§ What needs to be done
The entries below should be quoted exactly, with no pictures carried over.

** start of Stored data **

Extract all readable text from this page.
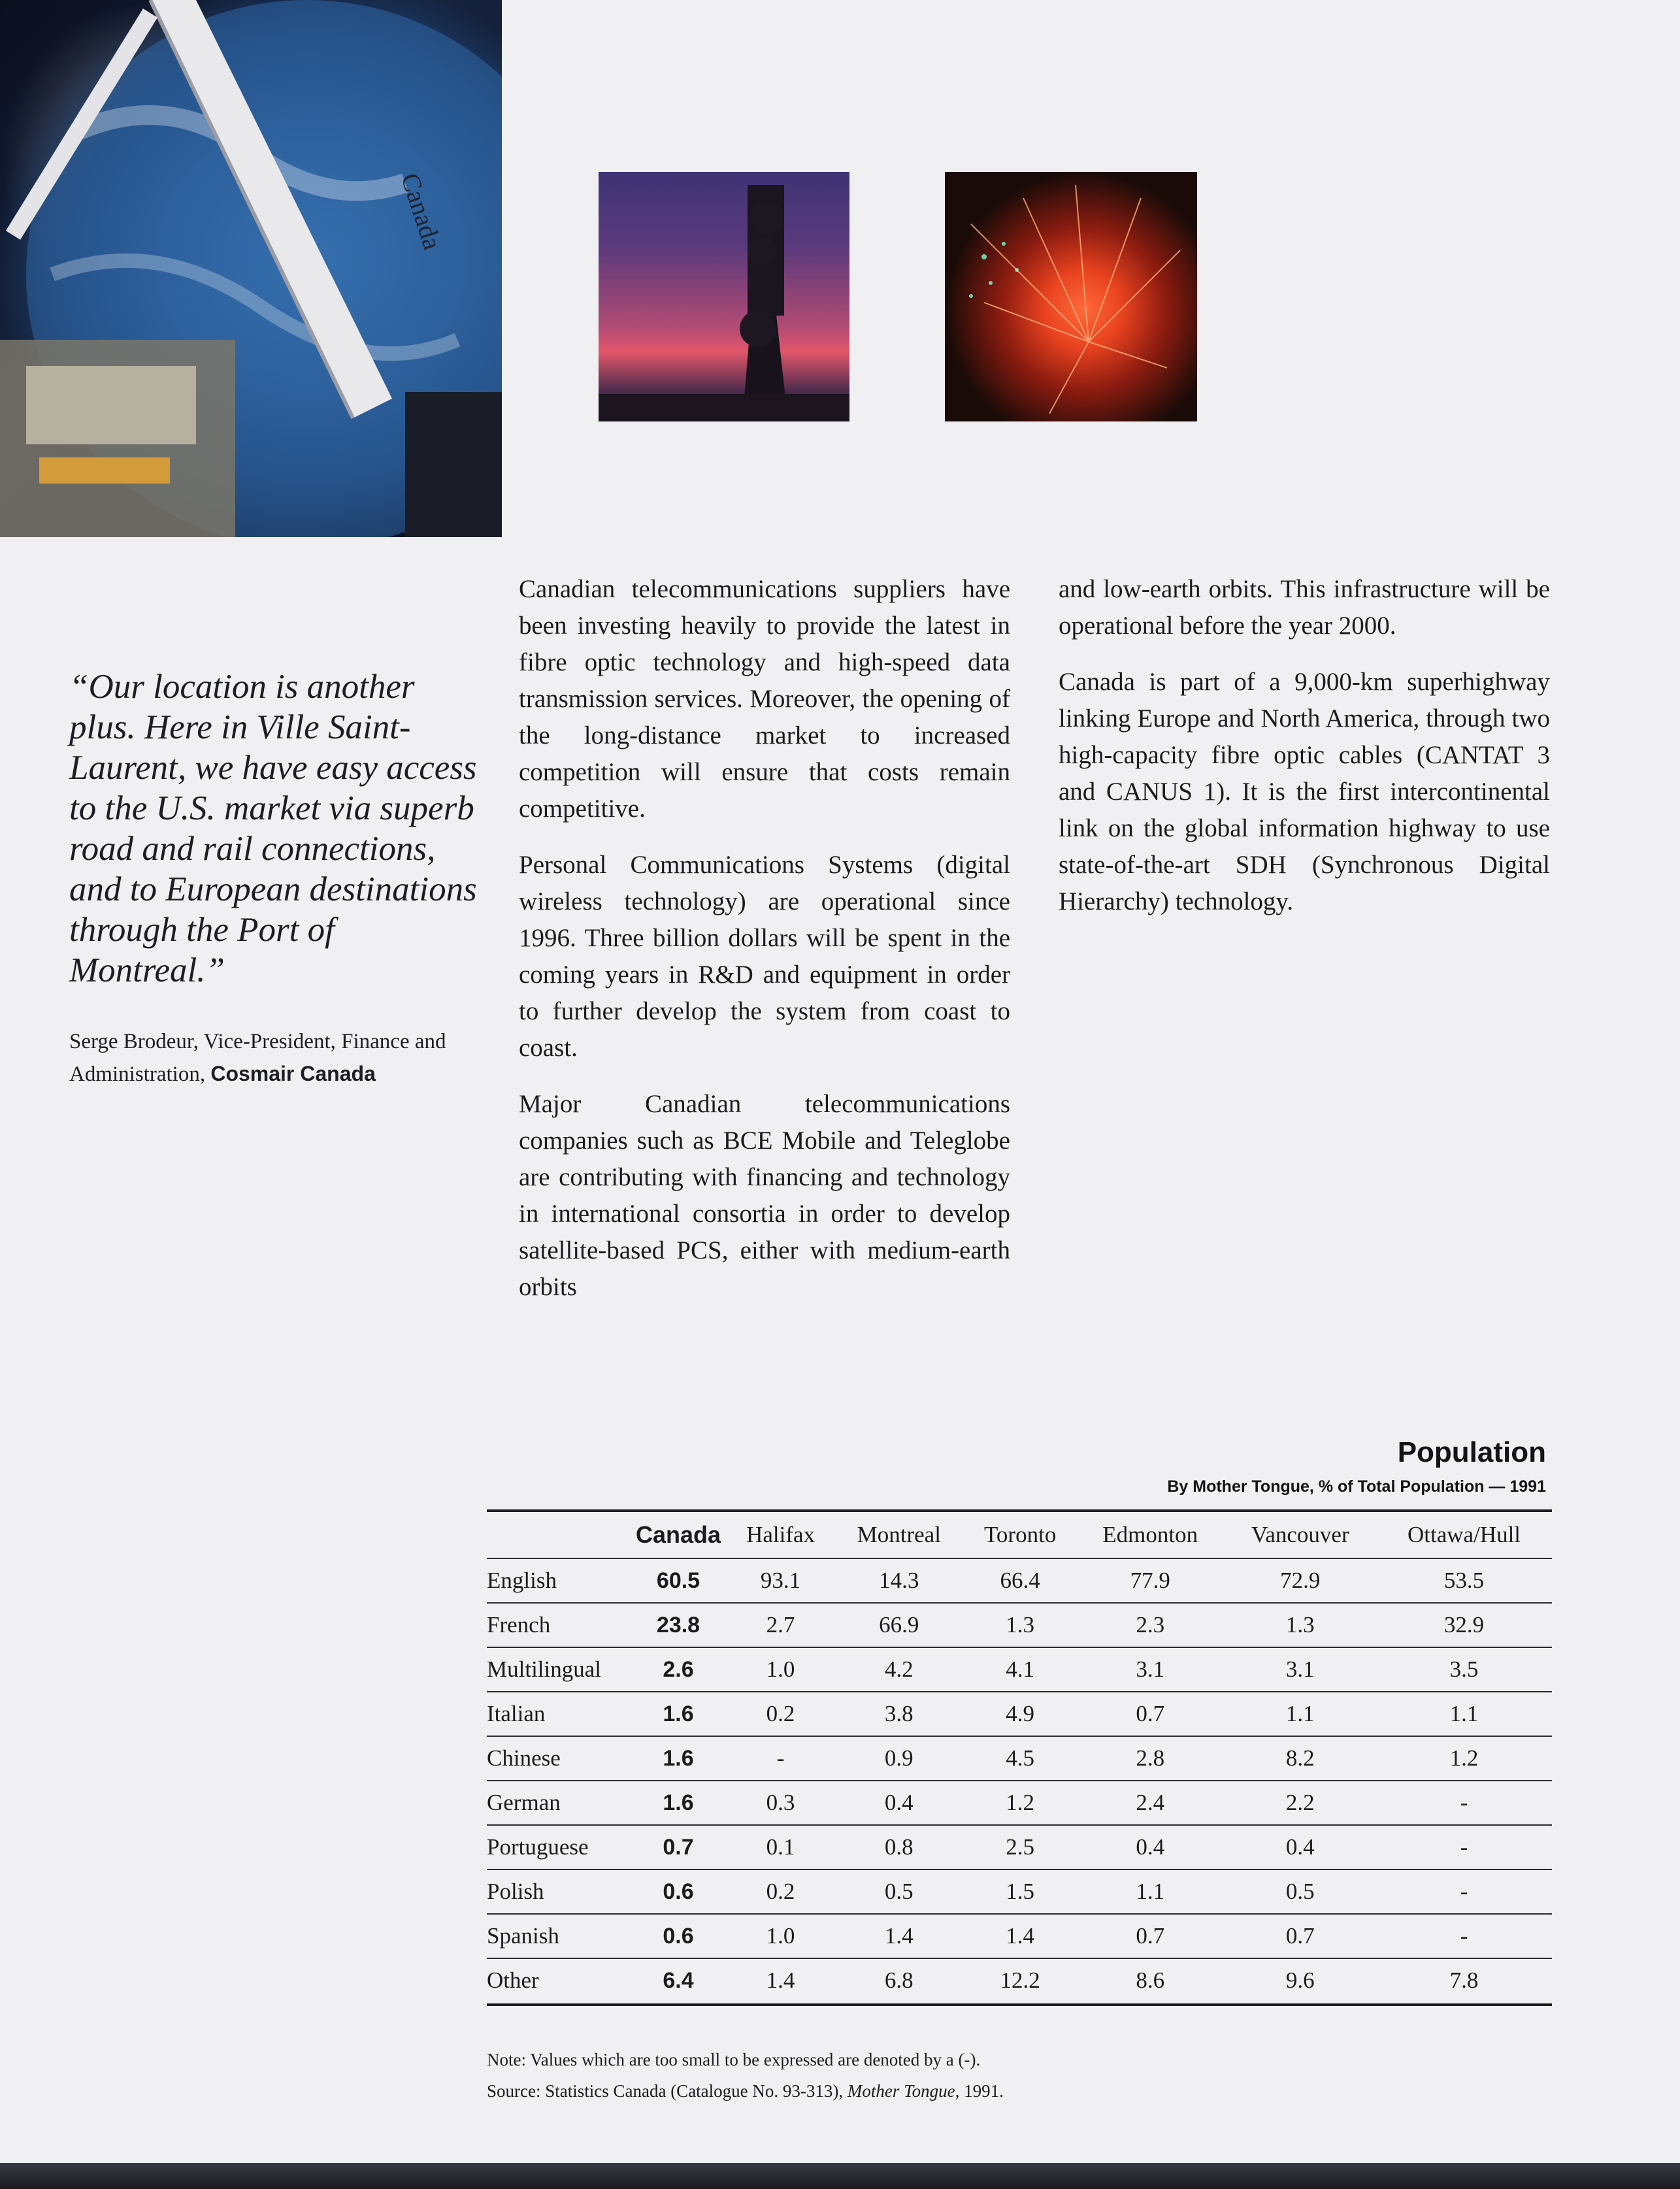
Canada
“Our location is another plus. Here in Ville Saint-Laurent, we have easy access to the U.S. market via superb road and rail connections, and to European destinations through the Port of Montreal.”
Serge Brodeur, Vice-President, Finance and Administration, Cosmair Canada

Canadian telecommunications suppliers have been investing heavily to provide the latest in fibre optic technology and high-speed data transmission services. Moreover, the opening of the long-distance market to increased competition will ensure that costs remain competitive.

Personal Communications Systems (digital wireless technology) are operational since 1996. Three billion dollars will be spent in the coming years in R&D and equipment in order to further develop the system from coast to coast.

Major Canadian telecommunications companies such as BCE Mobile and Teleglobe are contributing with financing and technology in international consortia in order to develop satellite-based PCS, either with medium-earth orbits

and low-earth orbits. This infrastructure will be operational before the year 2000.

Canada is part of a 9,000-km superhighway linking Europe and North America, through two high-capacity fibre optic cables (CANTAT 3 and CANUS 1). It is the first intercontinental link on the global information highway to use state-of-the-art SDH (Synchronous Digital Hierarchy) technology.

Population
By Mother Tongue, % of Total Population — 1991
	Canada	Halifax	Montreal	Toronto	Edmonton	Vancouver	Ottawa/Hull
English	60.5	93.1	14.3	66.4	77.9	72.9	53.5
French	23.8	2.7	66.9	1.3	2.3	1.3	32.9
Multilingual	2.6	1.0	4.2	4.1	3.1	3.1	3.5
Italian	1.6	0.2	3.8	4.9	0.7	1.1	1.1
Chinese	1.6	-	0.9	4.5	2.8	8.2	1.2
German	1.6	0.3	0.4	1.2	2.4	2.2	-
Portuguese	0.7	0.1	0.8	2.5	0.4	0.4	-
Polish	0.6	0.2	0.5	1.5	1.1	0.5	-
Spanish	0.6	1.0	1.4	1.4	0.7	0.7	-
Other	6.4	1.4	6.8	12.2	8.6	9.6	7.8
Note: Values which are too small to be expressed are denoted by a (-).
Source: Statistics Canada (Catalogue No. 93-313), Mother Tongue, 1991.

** end of Stored data **

§ Full solution
Extract all readable text from this page.
Canada
“Our location is another plus. Here in Ville Saint-Laurent, we have easy access to the U.S. market via superb road and rail connections, and to European destinations through the Port of Montreal.”
Serge Brodeur, Vice-President, Finance and Administration, Cosmair Canada

Canadian telecommunications suppliers have been investing heavily to provide the latest in fibre optic technology and high-speed data transmission services. Moreover, the opening of the long-distance market to increased competition will ensure that costs remain competitive.

Personal Communications Systems (digital wireless technology) are operational since 1996. Three billion dollars will be spent in the coming years in R&D and equipment in order to further develop the system from coast to coast.

Major Canadian telecommunications companies such as BCE Mobile and Teleglobe are contributing with financing and technology in international consortia in order to develop satellite-based PCS, either with medium-earth orbits

and low-earth orbits. This infrastructure will be operational before the year 2000.

Canada is part of a 9,000-km superhighway linking Europe and North America, through two high-capacity fibre optic cables (CANTAT 3 and CANUS 1). It is the first intercontinental link on the global information highway to use state-of-the-art SDH (Synchronous Digital Hierarchy) technology.

Population
By Mother Tongue, % of Total Population — 1991
	Canada	Halifax	Montreal	Toronto	Edmonton	Vancouver	Ottawa/Hull
English	60.5	93.1	14.3	66.4	77.9	72.9	53.5
French	23.8	2.7	66.9	1.3	2.3	1.3	32.9
Multilingual	2.6	1.0	4.2	4.1	3.1	3.1	3.5
Italian	1.6	0.2	3.8	4.9	0.7	1.1	1.1
Chinese	1.6	-	0.9	4.5	2.8	8.2	1.2
German	1.6	0.3	0.4	1.2	2.4	2.2	-
Portuguese	0.7	0.1	0.8	2.5	0.4	0.4	-
Polish	0.6	0.2	0.5	1.5	1.1	0.5	-
Spanish	0.6	1.0	1.4	1.4	0.7	0.7	-
Other	6.4	1.4	6.8	12.2	8.6	9.6	7.8
Note: Values which are too small to be expressed are denoted by a (-).
Source: Statistics Canada (Catalogue No. 93-313), Mother Tongue, 1991.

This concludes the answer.